═════ Entries shown ═════
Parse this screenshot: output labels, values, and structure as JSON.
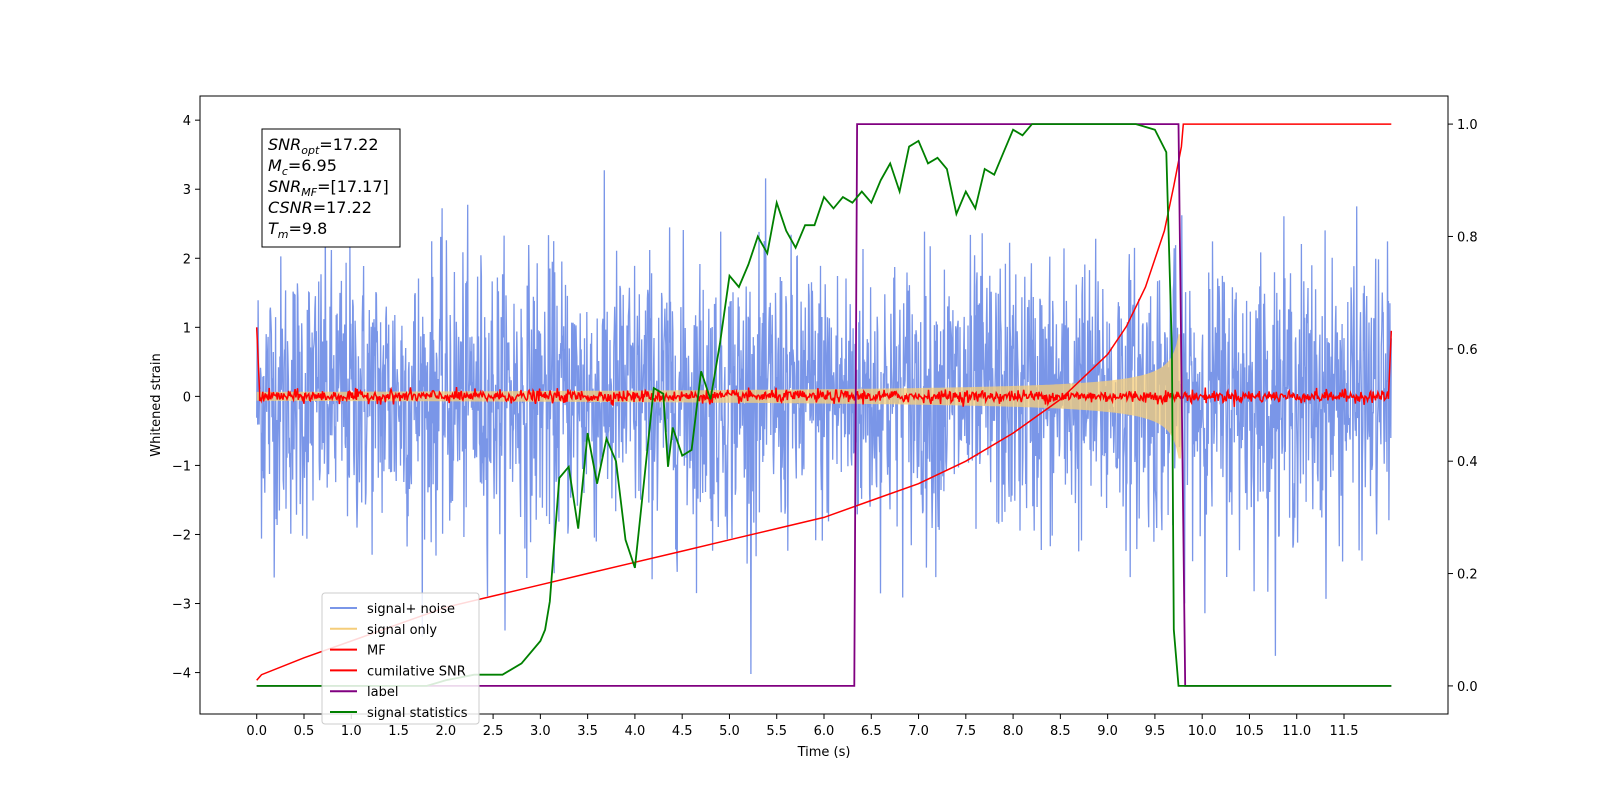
{
  "chart_data": {
    "type": "line",
    "xlabel": "Time (s)",
    "ylabel": "Whitened strain",
    "xlim": [
      -0.6,
      12.6
    ],
    "ylim": [
      -4.6,
      4.35
    ],
    "y2lim": [
      -0.05,
      1.05
    ],
    "x_ticks": [
      "0.0",
      "0.5",
      "1.0",
      "1.5",
      "2.0",
      "2.5",
      "3.0",
      "3.5",
      "4.0",
      "4.5",
      "5.0",
      "5.5",
      "6.0",
      "6.5",
      "7.0",
      "7.5",
      "8.0",
      "8.5",
      "9.0",
      "9.5",
      "10.0",
      "10.5",
      "11.0",
      "11.5"
    ],
    "y_ticks": [
      "4",
      "3",
      "2",
      "1",
      "0",
      "−1",
      "−2",
      "−3",
      "−4"
    ],
    "y2_ticks": [
      "1.0",
      "0.8",
      "0.6",
      "0.4",
      "0.2",
      "0.0"
    ],
    "annotation": [
      {
        "name": "SNR",
        "sub": "opt",
        "text": "=17.22"
      },
      {
        "name": "M",
        "sub": "c",
        "text": "=6.95"
      },
      {
        "name": "SNR",
        "sub": "MF",
        "text": "=[17.17]"
      },
      {
        "name": "CSNR",
        "sub": "",
        "text": "=17.22"
      },
      {
        "name": "T",
        "sub": "m",
        "text": "=9.8"
      }
    ],
    "legend_position": "lower-left",
    "series": [
      {
        "name": "signal+ noise",
        "color": "#7a96e8",
        "axis": "left",
        "noise_std": 1.0,
        "x_range": [
          0.0,
          12.0
        ]
      },
      {
        "name": "signal only",
        "color": "#f5cd7a",
        "axis": "left",
        "merger_time": 9.8,
        "envelope_at_merger": 0.9
      },
      {
        "name": "MF",
        "color": "#ff0000",
        "axis": "left",
        "level": 0.0,
        "start_value": 1.0,
        "end_value": 0.95
      },
      {
        "name": "cumilative SNR",
        "color": "#ff0000",
        "axis": "right",
        "x": [
          0.0,
          0.05,
          0.5,
          1.0,
          1.5,
          2.0,
          2.5,
          3.0,
          3.5,
          4.0,
          4.5,
          5.0,
          5.5,
          6.0,
          6.5,
          7.0,
          7.5,
          8.0,
          8.5,
          9.0,
          9.2,
          9.4,
          9.6,
          9.7,
          9.78,
          9.8,
          12.0
        ],
        "y": [
          0.01,
          0.02,
          0.05,
          0.08,
          0.11,
          0.14,
          0.16,
          0.18,
          0.2,
          0.22,
          0.24,
          0.26,
          0.28,
          0.3,
          0.33,
          0.36,
          0.4,
          0.45,
          0.51,
          0.59,
          0.64,
          0.71,
          0.81,
          0.89,
          0.96,
          1.0,
          1.0
        ]
      },
      {
        "name": "label",
        "color": "#800080",
        "axis": "right",
        "x": [
          0.0,
          6.32,
          6.35,
          9.75,
          9.82,
          12.0
        ],
        "y": [
          0.0,
          0.0,
          1.0,
          1.0,
          0.0,
          0.0
        ]
      },
      {
        "name": "signal statistics",
        "color": "#008000",
        "axis": "right",
        "x": [
          0.0,
          0.5,
          1.0,
          1.5,
          1.8,
          2.0,
          2.3,
          2.6,
          2.8,
          3.0,
          3.05,
          3.1,
          3.2,
          3.3,
          3.4,
          3.5,
          3.6,
          3.7,
          3.8,
          3.9,
          4.0,
          4.1,
          4.2,
          4.3,
          4.35,
          4.4,
          4.5,
          4.6,
          4.7,
          4.8,
          4.9,
          5.0,
          5.1,
          5.2,
          5.3,
          5.4,
          5.5,
          5.6,
          5.7,
          5.8,
          5.9,
          6.0,
          6.1,
          6.2,
          6.3,
          6.4,
          6.5,
          6.6,
          6.7,
          6.8,
          6.9,
          7.0,
          7.05,
          7.1,
          7.2,
          7.3,
          7.4,
          7.5,
          7.6,
          7.7,
          7.8,
          7.9,
          8.0,
          8.1,
          8.2,
          8.3,
          8.5,
          8.7,
          9.0,
          9.3,
          9.5,
          9.62,
          9.68,
          9.7,
          9.75,
          9.8,
          11.0,
          12.0
        ],
        "y": [
          0.0,
          0.0,
          0.0,
          0.0,
          0.0,
          0.01,
          0.02,
          0.02,
          0.04,
          0.08,
          0.1,
          0.15,
          0.37,
          0.39,
          0.28,
          0.45,
          0.36,
          0.44,
          0.4,
          0.26,
          0.21,
          0.37,
          0.53,
          0.52,
          0.39,
          0.46,
          0.41,
          0.42,
          0.56,
          0.51,
          0.61,
          0.73,
          0.71,
          0.75,
          0.8,
          0.77,
          0.86,
          0.81,
          0.78,
          0.82,
          0.82,
          0.87,
          0.85,
          0.87,
          0.86,
          0.88,
          0.86,
          0.9,
          0.93,
          0.88,
          0.96,
          0.97,
          0.95,
          0.93,
          0.94,
          0.92,
          0.84,
          0.88,
          0.85,
          0.92,
          0.91,
          0.95,
          0.99,
          0.98,
          1.0,
          1.0,
          1.0,
          1.0,
          1.0,
          1.0,
          0.99,
          0.95,
          0.6,
          0.1,
          0.0,
          0.0,
          0.0,
          0.0
        ]
      }
    ]
  }
}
═════
● **Job**
Every line of the data should be copied as it stands, without the images.

● **Reply**
Parse this screenshot: output labels, values, and structure as JSON.
{
  "chart_data": {
    "type": "line",
    "xlabel": "Time (s)",
    "ylabel": "Whitened strain",
    "xlim": [
      -0.6,
      12.6
    ],
    "ylim": [
      -4.6,
      4.35
    ],
    "y2lim": [
      -0.05,
      1.05
    ],
    "x_ticks": [
      "0.0",
      "0.5",
      "1.0",
      "1.5",
      "2.0",
      "2.5",
      "3.0",
      "3.5",
      "4.0",
      "4.5",
      "5.0",
      "5.5",
      "6.0",
      "6.5",
      "7.0",
      "7.5",
      "8.0",
      "8.5",
      "9.0",
      "9.5",
      "10.0",
      "10.5",
      "11.0",
      "11.5"
    ],
    "y_ticks": [
      "4",
      "3",
      "2",
      "1",
      "0",
      "−1",
      "−2",
      "−3",
      "−4"
    ],
    "y2_ticks": [
      "1.0",
      "0.8",
      "0.6",
      "0.4",
      "0.2",
      "0.0"
    ],
    "annotation": [
      {
        "name": "SNR",
        "sub": "opt",
        "text": "=17.22"
      },
      {
        "name": "M",
        "sub": "c",
        "text": "=6.95"
      },
      {
        "name": "SNR",
        "sub": "MF",
        "text": "=[17.17]"
      },
      {
        "name": "CSNR",
        "sub": "",
        "text": "=17.22"
      },
      {
        "name": "T",
        "sub": "m",
        "text": "=9.8"
      }
    ],
    "legend_position": "lower-left",
    "series": [
      {
        "name": "signal+ noise",
        "color": "#7a96e8",
        "axis": "left",
        "noise_std": 1.0,
        "x_range": [
          0.0,
          12.0
        ]
      },
      {
        "name": "signal only",
        "color": "#f5cd7a",
        "axis": "left",
        "merger_time": 9.8,
        "envelope_at_merger": 0.9
      },
      {
        "name": "MF",
        "color": "#ff0000",
        "axis": "left",
        "level": 0.0,
        "start_value": 1.0,
        "end_value": 0.95
      },
      {
        "name": "cumilative SNR",
        "color": "#ff0000",
        "axis": "right",
        "x": [
          0.0,
          0.05,
          0.5,
          1.0,
          1.5,
          2.0,
          2.5,
          3.0,
          3.5,
          4.0,
          4.5,
          5.0,
          5.5,
          6.0,
          6.5,
          7.0,
          7.5,
          8.0,
          8.5,
          9.0,
          9.2,
          9.4,
          9.6,
          9.7,
          9.78,
          9.8,
          12.0
        ],
        "y": [
          0.01,
          0.02,
          0.05,
          0.08,
          0.11,
          0.14,
          0.16,
          0.18,
          0.2,
          0.22,
          0.24,
          0.26,
          0.28,
          0.3,
          0.33,
          0.36,
          0.4,
          0.45,
          0.51,
          0.59,
          0.64,
          0.71,
          0.81,
          0.89,
          0.96,
          1.0,
          1.0
        ]
      },
      {
        "name": "label",
        "color": "#800080",
        "axis": "right",
        "x": [
          0.0,
          6.32,
          6.35,
          9.75,
          9.82,
          12.0
        ],
        "y": [
          0.0,
          0.0,
          1.0,
          1.0,
          0.0,
          0.0
        ]
      },
      {
        "name": "signal statistics",
        "color": "#008000",
        "axis": "right",
        "x": [
          0.0,
          0.5,
          1.0,
          1.5,
          1.8,
          2.0,
          2.3,
          2.6,
          2.8,
          3.0,
          3.05,
          3.1,
          3.2,
          3.3,
          3.4,
          3.5,
          3.6,
          3.7,
          3.8,
          3.9,
          4.0,
          4.1,
          4.2,
          4.3,
          4.35,
          4.4,
          4.5,
          4.6,
          4.7,
          4.8,
          4.9,
          5.0,
          5.1,
          5.2,
          5.3,
          5.4,
          5.5,
          5.6,
          5.7,
          5.8,
          5.9,
          6.0,
          6.1,
          6.2,
          6.3,
          6.4,
          6.5,
          6.6,
          6.7,
          6.8,
          6.9,
          7.0,
          7.05,
          7.1,
          7.2,
          7.3,
          7.4,
          7.5,
          7.6,
          7.7,
          7.8,
          7.9,
          8.0,
          8.1,
          8.2,
          8.3,
          8.5,
          8.7,
          9.0,
          9.3,
          9.5,
          9.62,
          9.68,
          9.7,
          9.75,
          9.8,
          11.0,
          12.0
        ],
        "y": [
          0.0,
          0.0,
          0.0,
          0.0,
          0.0,
          0.01,
          0.02,
          0.02,
          0.04,
          0.08,
          0.1,
          0.15,
          0.37,
          0.39,
          0.28,
          0.45,
          0.36,
          0.44,
          0.4,
          0.26,
          0.21,
          0.37,
          0.53,
          0.52,
          0.39,
          0.46,
          0.41,
          0.42,
          0.56,
          0.51,
          0.61,
          0.73,
          0.71,
          0.75,
          0.8,
          0.77,
          0.86,
          0.81,
          0.78,
          0.82,
          0.82,
          0.87,
          0.85,
          0.87,
          0.86,
          0.88,
          0.86,
          0.9,
          0.93,
          0.88,
          0.96,
          0.97,
          0.95,
          0.93,
          0.94,
          0.92,
          0.84,
          0.88,
          0.85,
          0.92,
          0.91,
          0.95,
          0.99,
          0.98,
          1.0,
          1.0,
          1.0,
          1.0,
          1.0,
          1.0,
          0.99,
          0.95,
          0.6,
          0.1,
          0.0,
          0.0,
          0.0,
          0.0
        ]
      }
    ]
  }
}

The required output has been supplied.